→ **Work to be completed**
Copy the safety award announcement from "Monday, November 11, 2019" to "Conference in Dallas.", replacing "Dallas" with "Houston" wherever it occurs.

→ **Page extract**
----------------------------------------
Monday, November 11, 2019

Dallas, TX – November 11, 2019 – Roco Rescue, a world leader in technical rescue training and a provider of industrial rescue services, was named one of America’s Safest Companies by EHS Today. The award was presented November 6th at EHS Today’s 2019 Safety Leadership Conference in Dallas.

EHS Today AwardThe companies selected to this prestigious list have shown a commitment to environmental health and safety (EHS) efforts that span from the executive team through all levels of the organization. This includes documented evidence of:

  • comprehensive safety training programs
  • an EHS process that involves all employees
  • incident prevention as a foundation of their program
  • clear communications about safety
  • injury and illness rates that demonstrate safety leadership in their industry
  • an innovative approach to safety challenges
  • data capture that measures and substantiates the benefits of the safety process

“It is such an honor to be recognized by EHS Today as one of America’s Safest Companies,” says Roco Rescue’s President and CEO Kay Goodwyn. “We understand that our company’s success is based on safe operations every single day, and I’m proud of all of our personnel who help us achieve our mission.”
----------------------------------------
→ **Given information**

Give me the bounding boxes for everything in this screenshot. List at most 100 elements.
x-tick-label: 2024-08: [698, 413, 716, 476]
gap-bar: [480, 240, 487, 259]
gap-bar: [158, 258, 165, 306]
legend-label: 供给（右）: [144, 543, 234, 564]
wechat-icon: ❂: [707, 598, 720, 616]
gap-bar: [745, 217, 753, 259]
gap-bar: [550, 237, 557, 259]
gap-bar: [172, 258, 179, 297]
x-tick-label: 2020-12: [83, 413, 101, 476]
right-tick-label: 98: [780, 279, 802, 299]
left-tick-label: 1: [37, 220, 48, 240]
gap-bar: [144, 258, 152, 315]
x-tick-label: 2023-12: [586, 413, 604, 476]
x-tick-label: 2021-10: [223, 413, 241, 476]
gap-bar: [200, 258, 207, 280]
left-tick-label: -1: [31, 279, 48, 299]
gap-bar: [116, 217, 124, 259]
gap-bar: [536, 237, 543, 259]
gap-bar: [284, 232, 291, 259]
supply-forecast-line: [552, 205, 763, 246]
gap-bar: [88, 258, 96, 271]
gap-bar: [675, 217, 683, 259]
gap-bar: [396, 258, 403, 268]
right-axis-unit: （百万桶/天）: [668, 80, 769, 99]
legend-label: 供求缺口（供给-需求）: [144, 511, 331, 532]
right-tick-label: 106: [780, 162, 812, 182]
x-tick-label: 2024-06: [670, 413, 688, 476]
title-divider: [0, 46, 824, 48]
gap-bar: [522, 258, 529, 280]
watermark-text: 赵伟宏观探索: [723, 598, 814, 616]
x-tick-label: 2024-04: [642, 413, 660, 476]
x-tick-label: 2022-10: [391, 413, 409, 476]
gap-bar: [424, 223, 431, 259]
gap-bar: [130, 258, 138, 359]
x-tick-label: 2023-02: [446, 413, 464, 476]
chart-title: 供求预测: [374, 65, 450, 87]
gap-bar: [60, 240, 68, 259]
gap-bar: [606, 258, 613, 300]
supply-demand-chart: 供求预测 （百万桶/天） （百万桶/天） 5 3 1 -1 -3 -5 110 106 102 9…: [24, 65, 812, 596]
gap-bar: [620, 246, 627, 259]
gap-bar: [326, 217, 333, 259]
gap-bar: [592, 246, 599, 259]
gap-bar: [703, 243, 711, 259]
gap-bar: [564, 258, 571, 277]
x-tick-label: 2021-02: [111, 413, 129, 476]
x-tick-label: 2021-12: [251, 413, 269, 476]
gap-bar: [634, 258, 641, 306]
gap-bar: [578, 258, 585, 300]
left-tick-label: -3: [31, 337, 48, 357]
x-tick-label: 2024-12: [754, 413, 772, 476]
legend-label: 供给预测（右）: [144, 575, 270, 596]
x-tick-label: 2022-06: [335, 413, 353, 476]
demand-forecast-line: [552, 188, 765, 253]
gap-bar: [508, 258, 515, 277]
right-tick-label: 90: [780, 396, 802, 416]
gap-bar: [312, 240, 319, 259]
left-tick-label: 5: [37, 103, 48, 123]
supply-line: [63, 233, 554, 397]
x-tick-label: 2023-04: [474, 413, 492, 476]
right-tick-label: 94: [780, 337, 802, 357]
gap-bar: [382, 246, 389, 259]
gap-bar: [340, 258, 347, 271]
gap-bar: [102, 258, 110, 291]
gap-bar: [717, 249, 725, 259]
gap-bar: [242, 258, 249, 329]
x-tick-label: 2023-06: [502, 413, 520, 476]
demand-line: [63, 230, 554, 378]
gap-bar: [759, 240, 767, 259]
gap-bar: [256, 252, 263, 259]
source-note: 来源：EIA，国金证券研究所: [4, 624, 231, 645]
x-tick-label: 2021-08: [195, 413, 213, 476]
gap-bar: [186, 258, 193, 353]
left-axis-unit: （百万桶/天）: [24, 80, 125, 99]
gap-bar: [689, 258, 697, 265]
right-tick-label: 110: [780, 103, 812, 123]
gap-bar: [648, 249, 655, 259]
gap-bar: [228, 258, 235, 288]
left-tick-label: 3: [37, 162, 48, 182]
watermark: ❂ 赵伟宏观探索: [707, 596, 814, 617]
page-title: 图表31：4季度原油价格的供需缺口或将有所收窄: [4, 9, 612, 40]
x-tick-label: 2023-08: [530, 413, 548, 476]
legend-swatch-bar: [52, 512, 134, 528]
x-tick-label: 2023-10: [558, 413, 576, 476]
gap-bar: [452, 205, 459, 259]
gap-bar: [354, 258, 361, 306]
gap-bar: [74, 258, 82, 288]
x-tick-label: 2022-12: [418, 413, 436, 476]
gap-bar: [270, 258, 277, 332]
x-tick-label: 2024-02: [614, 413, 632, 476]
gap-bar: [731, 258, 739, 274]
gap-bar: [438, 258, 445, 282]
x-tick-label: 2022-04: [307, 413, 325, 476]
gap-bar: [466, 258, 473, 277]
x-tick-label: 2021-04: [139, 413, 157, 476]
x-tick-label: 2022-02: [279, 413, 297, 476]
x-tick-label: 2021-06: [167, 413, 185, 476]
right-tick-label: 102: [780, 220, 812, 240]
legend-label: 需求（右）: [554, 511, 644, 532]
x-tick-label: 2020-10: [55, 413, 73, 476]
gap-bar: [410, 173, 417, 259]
----------------------------------------
→ **Output**
Monday, November 11, 2019

Houston, TX – November 11, 2019 – Roco Rescue, a world leader in technical rescue training and a provider of industrial rescue services, was named one of America’s Safest Companies by EHS Today. The award was presented November 6th at EHS Today’s 2019 Safety Leadership Conference in Houston.